Filter the entries that follow, copying every line in which the word "assembly" appears.

_ _ _

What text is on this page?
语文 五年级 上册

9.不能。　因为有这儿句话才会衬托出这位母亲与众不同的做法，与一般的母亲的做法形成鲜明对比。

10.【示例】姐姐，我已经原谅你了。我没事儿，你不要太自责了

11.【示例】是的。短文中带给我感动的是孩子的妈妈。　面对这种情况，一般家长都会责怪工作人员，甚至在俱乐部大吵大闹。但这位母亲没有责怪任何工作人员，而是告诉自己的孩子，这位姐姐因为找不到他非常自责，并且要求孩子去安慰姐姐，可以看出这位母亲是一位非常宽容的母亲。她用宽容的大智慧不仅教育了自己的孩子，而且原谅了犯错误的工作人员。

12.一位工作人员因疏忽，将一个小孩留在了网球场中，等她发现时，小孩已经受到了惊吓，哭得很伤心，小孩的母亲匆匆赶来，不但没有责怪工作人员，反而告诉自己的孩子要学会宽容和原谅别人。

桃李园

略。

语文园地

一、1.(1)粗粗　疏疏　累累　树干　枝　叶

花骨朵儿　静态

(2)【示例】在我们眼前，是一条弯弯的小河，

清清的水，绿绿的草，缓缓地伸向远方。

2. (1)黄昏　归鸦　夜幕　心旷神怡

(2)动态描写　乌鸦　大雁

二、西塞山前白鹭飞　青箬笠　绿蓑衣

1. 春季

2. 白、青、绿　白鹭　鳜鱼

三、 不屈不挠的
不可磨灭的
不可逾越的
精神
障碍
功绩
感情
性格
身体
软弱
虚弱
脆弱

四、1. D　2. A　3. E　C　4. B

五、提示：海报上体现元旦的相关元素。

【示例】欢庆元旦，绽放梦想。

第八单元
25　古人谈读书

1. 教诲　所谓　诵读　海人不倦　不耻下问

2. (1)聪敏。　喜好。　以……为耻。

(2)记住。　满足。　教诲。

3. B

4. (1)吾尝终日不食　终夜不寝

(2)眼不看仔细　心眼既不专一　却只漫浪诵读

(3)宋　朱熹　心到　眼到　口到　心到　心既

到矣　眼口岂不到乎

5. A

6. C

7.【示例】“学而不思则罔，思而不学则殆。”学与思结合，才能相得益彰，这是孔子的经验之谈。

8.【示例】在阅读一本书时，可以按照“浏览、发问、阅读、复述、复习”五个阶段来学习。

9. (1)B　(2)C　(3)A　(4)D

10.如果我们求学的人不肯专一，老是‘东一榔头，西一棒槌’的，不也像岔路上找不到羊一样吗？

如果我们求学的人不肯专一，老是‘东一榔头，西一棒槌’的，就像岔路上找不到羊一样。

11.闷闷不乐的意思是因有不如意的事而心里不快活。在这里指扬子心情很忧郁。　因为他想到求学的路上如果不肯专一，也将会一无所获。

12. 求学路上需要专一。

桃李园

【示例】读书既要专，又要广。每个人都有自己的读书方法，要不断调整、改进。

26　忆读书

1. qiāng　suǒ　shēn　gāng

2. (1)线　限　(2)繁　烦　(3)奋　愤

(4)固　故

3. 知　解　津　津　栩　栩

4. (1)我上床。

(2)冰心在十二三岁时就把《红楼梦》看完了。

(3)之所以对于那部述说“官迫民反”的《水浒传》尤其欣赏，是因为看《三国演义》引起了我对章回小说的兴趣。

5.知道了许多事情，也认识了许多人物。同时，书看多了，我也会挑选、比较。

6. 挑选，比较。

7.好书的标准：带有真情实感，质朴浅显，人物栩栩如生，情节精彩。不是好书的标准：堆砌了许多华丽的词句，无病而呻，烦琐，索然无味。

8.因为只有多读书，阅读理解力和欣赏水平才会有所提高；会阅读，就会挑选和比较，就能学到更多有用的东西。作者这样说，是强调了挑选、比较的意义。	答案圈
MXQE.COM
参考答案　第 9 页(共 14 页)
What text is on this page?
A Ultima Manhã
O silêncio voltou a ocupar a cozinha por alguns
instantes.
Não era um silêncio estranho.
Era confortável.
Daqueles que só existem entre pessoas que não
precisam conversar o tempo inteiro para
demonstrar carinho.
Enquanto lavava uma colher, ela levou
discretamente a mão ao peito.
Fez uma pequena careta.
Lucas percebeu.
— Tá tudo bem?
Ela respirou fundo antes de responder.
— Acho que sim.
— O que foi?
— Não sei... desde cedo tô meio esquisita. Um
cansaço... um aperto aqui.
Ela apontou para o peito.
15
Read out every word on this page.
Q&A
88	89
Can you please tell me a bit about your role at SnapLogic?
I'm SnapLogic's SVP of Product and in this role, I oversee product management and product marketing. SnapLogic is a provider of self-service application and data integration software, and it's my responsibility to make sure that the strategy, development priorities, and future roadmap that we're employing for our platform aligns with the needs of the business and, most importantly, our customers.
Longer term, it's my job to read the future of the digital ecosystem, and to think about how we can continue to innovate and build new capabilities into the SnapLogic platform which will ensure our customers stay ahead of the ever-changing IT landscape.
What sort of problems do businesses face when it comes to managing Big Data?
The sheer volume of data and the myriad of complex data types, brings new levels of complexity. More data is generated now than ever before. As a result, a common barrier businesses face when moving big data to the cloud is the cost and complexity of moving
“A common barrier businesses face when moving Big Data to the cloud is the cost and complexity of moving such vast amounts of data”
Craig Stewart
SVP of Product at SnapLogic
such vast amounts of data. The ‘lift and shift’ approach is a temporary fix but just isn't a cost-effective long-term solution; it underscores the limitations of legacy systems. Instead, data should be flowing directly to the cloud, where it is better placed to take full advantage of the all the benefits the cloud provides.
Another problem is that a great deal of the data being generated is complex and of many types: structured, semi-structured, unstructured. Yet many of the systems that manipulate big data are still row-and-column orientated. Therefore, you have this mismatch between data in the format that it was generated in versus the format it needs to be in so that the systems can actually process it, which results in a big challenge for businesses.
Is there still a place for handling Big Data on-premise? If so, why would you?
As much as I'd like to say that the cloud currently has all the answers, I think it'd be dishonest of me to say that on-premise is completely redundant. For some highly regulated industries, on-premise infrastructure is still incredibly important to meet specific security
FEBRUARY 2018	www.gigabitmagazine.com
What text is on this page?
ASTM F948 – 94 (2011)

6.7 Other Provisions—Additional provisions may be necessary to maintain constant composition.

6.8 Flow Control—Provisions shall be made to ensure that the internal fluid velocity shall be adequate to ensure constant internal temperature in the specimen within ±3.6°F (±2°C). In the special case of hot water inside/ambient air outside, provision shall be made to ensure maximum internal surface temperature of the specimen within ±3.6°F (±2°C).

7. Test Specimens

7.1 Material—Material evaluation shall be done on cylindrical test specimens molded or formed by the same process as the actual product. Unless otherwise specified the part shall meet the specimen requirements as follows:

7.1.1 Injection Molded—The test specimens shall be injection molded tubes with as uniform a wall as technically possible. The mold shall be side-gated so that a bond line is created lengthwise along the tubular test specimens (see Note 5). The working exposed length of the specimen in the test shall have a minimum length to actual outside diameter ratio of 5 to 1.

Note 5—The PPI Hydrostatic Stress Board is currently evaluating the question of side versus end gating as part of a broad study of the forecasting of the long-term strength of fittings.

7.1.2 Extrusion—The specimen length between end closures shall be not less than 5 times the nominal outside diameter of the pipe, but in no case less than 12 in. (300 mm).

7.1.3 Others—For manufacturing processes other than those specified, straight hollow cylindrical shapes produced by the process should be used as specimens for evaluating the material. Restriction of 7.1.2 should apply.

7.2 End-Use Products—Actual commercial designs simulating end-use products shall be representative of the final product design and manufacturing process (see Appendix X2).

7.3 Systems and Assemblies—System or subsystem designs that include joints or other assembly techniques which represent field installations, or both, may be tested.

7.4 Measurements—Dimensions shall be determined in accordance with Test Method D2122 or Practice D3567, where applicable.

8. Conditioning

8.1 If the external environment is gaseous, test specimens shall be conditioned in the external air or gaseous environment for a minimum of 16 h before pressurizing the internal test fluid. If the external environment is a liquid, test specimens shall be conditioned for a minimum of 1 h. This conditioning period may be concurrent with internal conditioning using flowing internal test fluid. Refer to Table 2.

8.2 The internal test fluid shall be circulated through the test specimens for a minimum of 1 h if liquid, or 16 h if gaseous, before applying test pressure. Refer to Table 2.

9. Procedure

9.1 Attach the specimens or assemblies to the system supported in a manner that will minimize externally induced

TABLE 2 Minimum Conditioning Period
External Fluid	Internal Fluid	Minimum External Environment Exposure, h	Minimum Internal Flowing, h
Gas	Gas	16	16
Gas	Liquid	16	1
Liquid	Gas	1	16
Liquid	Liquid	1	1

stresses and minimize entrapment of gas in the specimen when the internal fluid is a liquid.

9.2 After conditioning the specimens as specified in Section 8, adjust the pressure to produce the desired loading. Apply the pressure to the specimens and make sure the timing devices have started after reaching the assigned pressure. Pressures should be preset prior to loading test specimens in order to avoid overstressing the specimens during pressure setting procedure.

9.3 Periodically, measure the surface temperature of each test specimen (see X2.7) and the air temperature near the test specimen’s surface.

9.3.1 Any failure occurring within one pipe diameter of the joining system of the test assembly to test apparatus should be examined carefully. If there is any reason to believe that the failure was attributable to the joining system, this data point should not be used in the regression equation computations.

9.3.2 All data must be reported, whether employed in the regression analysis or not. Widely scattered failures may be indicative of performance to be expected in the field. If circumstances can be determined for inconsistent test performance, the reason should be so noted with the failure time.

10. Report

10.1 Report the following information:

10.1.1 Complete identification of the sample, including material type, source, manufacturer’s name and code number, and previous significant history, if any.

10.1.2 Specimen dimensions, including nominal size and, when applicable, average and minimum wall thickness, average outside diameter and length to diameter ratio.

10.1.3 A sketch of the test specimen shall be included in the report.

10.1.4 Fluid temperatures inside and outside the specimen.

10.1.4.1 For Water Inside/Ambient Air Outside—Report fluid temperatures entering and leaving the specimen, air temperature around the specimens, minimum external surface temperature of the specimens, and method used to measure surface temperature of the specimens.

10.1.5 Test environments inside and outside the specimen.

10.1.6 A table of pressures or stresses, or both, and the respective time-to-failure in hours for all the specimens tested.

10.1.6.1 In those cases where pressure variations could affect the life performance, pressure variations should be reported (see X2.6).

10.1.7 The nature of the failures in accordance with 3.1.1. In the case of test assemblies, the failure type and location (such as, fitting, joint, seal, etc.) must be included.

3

_ _ _

- _Answer to this problem_
7.3 Systems and Assemblies—System or subsystem designs that include joints or other assembly techniques which represent field installations, or both, may be tested.
9.3.1 Any failure occurring within one pipe diameter of the joining system of the test assembly to test apparatus should be examined carefully. If there is any reason to believe that the failure was attributable to the joining system, this data point should not be used in the regression equation computations.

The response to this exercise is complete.